§ **To be done**:
Return the listing below in full, with every line exactly as it is.

** START OF Working data **

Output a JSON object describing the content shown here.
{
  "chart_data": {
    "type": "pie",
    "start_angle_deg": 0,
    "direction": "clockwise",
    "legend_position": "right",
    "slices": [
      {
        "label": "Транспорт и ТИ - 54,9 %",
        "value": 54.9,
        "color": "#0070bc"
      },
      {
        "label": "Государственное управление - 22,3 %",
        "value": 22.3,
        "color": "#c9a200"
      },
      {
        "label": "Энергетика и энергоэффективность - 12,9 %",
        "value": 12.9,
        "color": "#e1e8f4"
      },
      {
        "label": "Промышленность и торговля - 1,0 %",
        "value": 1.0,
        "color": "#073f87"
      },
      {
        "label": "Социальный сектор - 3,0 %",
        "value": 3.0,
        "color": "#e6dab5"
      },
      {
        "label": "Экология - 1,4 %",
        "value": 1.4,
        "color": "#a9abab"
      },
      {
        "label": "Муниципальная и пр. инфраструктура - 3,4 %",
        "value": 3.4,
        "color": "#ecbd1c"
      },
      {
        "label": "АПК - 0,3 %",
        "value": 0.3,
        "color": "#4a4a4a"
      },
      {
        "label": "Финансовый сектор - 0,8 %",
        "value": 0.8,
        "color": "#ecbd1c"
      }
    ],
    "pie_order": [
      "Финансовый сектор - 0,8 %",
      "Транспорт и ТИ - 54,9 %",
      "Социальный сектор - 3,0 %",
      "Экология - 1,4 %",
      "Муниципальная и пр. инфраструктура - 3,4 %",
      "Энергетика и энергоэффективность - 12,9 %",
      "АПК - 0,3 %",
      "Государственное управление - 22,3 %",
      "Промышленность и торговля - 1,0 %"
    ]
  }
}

** END OF Working data **

§ **Worked solution**:
Output a JSON object describing the content shown here.
{
  "chart_data": {
    "type": "pie",
    "start_angle_deg": 0,
    "direction": "clockwise",
    "legend_position": "right",
    "slices": [
      {
        "label": "Транспорт и ТИ - 54,9 %",
        "value": 54.9,
        "color": "#0070bc"
      },
      {
        "label": "Государственное управление - 22,3 %",
        "value": 22.3,
        "color": "#c9a200"
      },
      {
        "label": "Энергетика и энергоэффективность - 12,9 %",
        "value": 12.9,
        "color": "#e1e8f4"
      },
      {
        "label": "Промышленность и торговля - 1,0 %",
        "value": 1.0,
        "color": "#073f87"
      },
      {
        "label": "Социальный сектор - 3,0 %",
        "value": 3.0,
        "color": "#e6dab5"
      },
      {
        "label": "Экология - 1,4 %",
        "value": 1.4,
        "color": "#a9abab"
      },
      {
        "label": "Муниципальная и пр. инфраструктура - 3,4 %",
        "value": 3.4,
        "color": "#ecbd1c"
      },
      {
        "label": "АПК - 0,3 %",
        "value": 0.3,
        "color": "#4a4a4a"
      },
      {
        "label": "Финансовый сектор - 0,8 %",
        "value": 0.8,
        "color": "#ecbd1c"
      }
    ],
    "pie_order": [
      "Финансовый сектор - 0,8 %",
      "Транспорт и ТИ - 54,9 %",
      "Социальный сектор - 3,0 %",
      "Экология - 1,4 %",
      "Муниципальная и пр. инфраструктура - 3,4 %",
      "Энергетика и энергоэффективность - 12,9 %",
      "АПК - 0,3 %",
      "Государственное управление - 22,3 %",
      "Промышленность и торговля - 1,0 %"
    ]
  }
}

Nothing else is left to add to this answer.